Goal of the exercise:
Exactly how many lines have the word "аппарата"? Answer with the bare number.

Supplied records:
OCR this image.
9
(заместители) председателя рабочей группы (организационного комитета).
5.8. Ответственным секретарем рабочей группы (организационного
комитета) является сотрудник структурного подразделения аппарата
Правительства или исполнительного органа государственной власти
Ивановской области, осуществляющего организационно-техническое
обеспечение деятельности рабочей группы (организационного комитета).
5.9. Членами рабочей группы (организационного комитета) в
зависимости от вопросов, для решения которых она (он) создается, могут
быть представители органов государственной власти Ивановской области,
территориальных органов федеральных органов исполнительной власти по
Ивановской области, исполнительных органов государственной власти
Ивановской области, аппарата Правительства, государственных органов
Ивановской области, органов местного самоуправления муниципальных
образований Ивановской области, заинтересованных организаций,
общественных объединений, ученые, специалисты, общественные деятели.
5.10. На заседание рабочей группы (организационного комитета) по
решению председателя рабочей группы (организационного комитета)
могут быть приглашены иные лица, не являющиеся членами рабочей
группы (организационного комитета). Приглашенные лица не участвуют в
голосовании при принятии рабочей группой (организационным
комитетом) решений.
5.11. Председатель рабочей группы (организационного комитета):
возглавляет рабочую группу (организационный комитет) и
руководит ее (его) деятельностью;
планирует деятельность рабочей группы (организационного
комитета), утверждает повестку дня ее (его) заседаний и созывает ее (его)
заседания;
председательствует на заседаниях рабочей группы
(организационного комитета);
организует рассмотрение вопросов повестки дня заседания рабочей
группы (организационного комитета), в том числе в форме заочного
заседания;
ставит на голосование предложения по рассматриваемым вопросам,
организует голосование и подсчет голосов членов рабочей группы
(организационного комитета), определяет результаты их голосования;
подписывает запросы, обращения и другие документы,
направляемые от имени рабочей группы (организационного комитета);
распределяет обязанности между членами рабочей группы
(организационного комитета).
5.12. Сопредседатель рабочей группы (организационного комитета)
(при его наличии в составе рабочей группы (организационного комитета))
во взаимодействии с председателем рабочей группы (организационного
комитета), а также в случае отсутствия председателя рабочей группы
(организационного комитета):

Solution:
2